Required work: Return each line of the records holding the string "Google".

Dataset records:
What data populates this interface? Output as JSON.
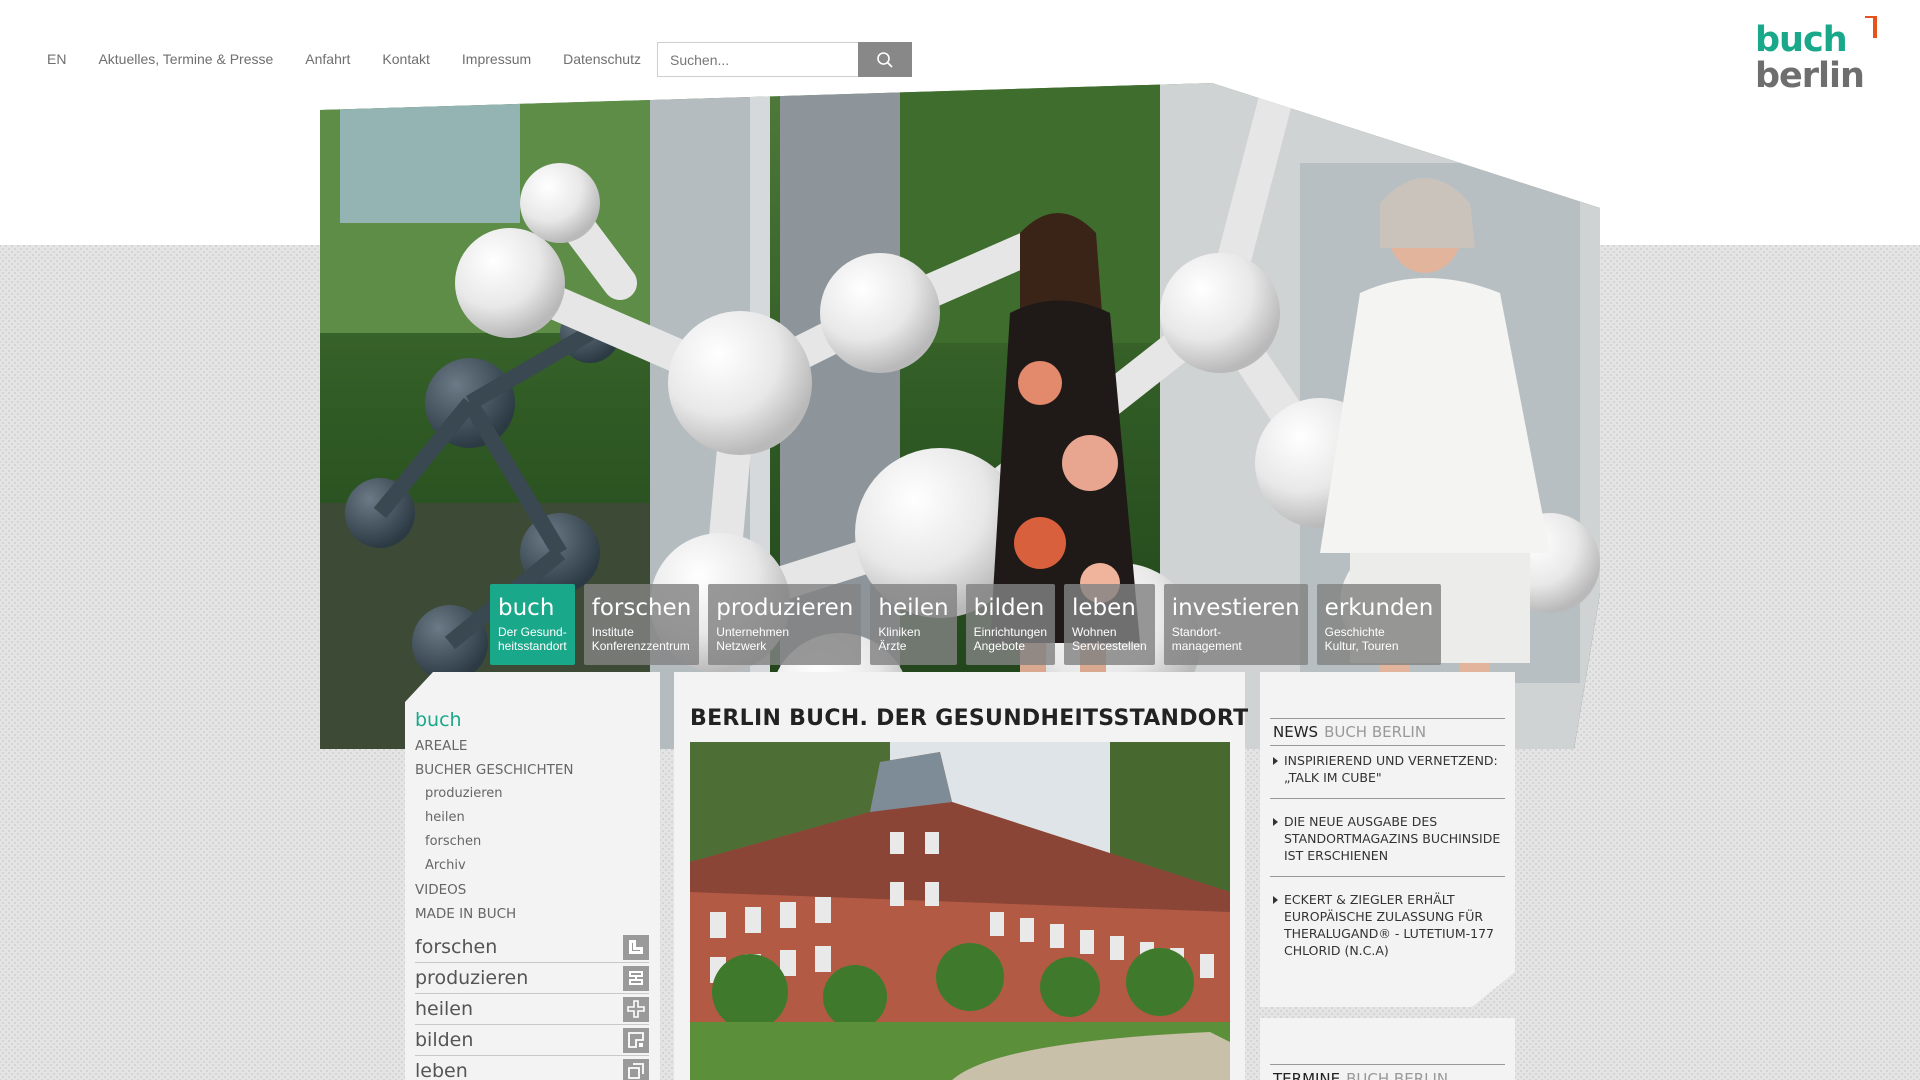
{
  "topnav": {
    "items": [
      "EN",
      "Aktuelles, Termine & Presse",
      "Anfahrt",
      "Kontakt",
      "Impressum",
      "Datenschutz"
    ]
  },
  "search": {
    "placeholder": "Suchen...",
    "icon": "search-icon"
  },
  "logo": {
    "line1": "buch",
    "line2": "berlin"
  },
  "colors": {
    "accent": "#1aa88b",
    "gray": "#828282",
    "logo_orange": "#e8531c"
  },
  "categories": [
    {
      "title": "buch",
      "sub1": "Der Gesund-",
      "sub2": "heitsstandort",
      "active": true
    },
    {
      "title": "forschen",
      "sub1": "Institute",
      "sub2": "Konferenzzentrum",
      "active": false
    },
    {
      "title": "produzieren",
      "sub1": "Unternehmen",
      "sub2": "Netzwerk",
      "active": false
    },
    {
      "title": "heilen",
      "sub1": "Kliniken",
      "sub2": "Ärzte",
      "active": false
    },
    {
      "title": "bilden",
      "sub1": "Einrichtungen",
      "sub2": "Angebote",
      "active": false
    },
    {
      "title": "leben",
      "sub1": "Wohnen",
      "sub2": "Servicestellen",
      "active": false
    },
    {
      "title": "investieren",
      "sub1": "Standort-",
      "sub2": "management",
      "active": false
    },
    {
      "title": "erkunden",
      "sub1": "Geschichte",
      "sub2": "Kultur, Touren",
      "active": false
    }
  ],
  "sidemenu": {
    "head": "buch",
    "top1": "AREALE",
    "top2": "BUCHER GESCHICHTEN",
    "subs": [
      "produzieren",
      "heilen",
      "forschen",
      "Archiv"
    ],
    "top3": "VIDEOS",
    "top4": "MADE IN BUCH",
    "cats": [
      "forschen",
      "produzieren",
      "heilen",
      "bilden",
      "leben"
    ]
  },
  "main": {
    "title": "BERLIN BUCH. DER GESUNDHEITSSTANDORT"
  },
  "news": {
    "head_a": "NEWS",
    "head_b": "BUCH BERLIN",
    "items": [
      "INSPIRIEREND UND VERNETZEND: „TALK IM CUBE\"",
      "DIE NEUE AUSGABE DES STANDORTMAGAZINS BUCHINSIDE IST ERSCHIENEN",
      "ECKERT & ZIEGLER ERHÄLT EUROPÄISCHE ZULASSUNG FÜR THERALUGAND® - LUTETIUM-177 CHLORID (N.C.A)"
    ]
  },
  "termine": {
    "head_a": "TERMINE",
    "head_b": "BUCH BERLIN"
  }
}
---
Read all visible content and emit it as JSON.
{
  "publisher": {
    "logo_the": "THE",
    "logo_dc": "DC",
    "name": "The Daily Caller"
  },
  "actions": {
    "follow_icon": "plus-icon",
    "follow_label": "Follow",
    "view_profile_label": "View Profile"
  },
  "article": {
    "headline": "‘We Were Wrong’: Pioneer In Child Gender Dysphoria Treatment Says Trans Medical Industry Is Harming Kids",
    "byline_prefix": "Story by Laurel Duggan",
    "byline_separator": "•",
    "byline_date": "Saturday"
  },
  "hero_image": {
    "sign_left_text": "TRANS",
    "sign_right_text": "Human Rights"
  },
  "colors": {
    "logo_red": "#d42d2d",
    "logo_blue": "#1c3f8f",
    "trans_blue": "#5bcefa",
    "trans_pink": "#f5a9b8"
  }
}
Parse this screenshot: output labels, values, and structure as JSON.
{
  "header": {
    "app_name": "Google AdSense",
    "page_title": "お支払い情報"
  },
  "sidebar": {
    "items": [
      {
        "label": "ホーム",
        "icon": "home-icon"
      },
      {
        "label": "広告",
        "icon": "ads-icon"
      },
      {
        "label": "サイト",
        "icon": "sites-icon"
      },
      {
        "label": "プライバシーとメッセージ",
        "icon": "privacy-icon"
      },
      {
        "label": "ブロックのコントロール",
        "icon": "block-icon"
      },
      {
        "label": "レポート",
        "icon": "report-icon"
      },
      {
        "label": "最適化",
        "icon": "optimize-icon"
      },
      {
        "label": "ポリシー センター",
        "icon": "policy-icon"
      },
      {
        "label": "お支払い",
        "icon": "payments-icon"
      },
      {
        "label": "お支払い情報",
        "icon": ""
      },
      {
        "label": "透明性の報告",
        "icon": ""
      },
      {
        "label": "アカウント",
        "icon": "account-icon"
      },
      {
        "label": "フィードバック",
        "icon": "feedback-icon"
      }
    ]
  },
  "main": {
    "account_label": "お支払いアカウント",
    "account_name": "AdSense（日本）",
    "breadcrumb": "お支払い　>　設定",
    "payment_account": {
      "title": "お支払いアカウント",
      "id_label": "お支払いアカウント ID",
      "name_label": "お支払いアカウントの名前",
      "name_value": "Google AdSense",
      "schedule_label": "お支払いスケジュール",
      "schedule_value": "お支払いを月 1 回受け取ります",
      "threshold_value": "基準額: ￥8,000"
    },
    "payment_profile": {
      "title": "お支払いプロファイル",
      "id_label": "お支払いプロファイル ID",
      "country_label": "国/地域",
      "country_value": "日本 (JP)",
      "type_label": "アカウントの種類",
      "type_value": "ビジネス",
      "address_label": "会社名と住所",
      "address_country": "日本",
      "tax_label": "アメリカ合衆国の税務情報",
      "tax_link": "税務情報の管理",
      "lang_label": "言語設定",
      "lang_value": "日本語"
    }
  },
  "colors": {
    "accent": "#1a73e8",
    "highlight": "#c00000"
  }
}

Output of the exercise:
    "app_name": "Google AdSense",
      "name_value": "Google AdSense",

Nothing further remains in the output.